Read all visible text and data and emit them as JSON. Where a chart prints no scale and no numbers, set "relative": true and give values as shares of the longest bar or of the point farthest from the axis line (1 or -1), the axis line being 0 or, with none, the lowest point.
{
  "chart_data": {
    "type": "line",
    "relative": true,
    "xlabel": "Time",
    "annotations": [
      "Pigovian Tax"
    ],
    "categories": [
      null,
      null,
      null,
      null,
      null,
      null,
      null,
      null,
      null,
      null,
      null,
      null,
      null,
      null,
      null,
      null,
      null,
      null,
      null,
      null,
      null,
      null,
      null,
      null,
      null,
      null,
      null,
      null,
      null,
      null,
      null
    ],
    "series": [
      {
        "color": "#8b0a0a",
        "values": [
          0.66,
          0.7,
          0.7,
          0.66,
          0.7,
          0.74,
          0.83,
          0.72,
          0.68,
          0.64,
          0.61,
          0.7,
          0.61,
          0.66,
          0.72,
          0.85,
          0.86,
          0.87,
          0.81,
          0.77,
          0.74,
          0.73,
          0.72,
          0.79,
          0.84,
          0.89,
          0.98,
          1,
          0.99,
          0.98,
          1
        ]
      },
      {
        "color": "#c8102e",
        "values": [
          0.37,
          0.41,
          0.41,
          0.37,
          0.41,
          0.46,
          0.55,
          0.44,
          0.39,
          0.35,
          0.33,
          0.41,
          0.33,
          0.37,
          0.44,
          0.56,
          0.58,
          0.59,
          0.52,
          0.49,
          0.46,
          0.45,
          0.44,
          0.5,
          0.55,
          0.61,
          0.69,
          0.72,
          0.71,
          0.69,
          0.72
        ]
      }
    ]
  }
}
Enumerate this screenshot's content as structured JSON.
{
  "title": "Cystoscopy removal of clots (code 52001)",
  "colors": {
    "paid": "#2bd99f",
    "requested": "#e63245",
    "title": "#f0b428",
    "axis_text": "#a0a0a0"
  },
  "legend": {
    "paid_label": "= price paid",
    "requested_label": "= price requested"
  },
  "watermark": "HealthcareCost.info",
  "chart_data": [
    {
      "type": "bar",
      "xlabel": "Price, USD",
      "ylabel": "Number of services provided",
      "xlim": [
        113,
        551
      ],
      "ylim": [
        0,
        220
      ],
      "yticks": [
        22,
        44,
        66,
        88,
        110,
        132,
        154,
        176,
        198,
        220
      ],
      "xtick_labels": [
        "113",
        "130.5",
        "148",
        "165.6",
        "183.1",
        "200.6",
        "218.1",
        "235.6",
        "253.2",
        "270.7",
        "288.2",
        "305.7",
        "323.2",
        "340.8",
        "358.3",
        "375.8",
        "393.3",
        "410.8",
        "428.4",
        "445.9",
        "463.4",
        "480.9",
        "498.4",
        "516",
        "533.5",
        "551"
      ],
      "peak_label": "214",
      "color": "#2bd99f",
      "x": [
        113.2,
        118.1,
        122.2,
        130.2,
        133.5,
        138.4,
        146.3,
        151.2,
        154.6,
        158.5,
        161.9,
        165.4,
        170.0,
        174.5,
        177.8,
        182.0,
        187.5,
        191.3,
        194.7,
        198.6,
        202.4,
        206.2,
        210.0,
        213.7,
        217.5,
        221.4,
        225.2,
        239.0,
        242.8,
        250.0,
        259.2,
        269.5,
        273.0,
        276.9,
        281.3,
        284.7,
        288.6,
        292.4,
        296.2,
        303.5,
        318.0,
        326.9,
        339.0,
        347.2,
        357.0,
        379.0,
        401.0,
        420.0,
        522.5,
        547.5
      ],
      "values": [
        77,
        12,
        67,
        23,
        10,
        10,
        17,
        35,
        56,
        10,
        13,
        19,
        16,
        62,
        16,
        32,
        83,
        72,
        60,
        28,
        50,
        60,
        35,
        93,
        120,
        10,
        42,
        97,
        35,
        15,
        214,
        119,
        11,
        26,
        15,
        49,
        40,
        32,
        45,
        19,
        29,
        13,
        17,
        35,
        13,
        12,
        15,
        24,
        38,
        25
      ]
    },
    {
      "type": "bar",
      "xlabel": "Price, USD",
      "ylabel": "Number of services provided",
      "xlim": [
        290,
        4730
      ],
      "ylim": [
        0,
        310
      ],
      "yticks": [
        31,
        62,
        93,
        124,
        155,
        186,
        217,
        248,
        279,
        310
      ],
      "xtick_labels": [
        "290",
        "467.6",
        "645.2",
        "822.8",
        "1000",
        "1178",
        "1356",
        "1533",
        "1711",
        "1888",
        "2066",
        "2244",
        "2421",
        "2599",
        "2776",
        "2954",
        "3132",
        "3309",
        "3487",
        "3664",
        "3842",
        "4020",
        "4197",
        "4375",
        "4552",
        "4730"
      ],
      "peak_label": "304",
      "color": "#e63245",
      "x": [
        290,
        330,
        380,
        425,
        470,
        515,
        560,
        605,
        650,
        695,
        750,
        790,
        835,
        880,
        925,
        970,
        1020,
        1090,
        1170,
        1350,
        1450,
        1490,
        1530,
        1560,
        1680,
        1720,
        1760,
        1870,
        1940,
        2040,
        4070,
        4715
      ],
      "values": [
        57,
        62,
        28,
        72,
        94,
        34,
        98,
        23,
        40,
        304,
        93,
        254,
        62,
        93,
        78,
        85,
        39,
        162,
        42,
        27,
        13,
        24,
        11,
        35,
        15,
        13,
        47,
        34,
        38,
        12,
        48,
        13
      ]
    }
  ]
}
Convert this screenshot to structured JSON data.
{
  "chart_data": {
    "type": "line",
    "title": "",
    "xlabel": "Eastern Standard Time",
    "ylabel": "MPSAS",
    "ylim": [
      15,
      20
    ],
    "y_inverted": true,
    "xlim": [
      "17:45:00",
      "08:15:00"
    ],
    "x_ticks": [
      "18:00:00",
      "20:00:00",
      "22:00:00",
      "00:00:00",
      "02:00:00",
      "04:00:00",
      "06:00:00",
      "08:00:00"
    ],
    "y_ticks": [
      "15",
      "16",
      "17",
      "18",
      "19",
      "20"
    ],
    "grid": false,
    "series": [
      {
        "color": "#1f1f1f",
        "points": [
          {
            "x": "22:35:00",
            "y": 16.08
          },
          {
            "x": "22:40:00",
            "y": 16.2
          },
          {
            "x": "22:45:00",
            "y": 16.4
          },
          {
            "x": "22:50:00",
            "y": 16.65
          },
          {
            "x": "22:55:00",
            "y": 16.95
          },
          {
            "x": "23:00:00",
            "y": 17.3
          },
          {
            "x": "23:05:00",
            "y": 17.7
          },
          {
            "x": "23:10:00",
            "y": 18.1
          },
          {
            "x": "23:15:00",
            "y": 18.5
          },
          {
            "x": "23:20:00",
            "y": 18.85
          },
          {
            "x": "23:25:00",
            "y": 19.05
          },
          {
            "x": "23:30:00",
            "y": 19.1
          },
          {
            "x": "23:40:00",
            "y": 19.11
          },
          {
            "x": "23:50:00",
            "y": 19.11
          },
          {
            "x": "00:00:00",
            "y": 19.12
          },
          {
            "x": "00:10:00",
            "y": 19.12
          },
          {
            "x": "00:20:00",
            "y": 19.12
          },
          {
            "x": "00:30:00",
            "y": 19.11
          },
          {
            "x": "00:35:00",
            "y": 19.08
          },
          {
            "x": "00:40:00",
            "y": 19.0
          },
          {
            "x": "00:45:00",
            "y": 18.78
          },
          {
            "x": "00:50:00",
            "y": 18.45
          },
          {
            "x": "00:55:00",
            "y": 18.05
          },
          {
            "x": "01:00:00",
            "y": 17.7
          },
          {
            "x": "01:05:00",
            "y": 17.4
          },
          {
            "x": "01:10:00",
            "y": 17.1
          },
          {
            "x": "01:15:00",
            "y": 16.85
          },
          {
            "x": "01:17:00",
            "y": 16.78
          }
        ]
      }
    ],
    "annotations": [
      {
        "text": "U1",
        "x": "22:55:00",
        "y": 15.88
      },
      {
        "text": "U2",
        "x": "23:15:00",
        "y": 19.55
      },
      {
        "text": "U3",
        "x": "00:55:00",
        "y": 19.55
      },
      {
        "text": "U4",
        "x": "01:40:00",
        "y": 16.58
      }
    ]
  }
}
■ ■ ■ ■ ■ ■ ■
#### REQUIREMENTS:
Identify every line holding the word "structured" and copy it out.

#### COMPLETE OUTPUT:
Enumerate this screenshot's content as structured JSON.
Convert this screenshot to structured JSON data.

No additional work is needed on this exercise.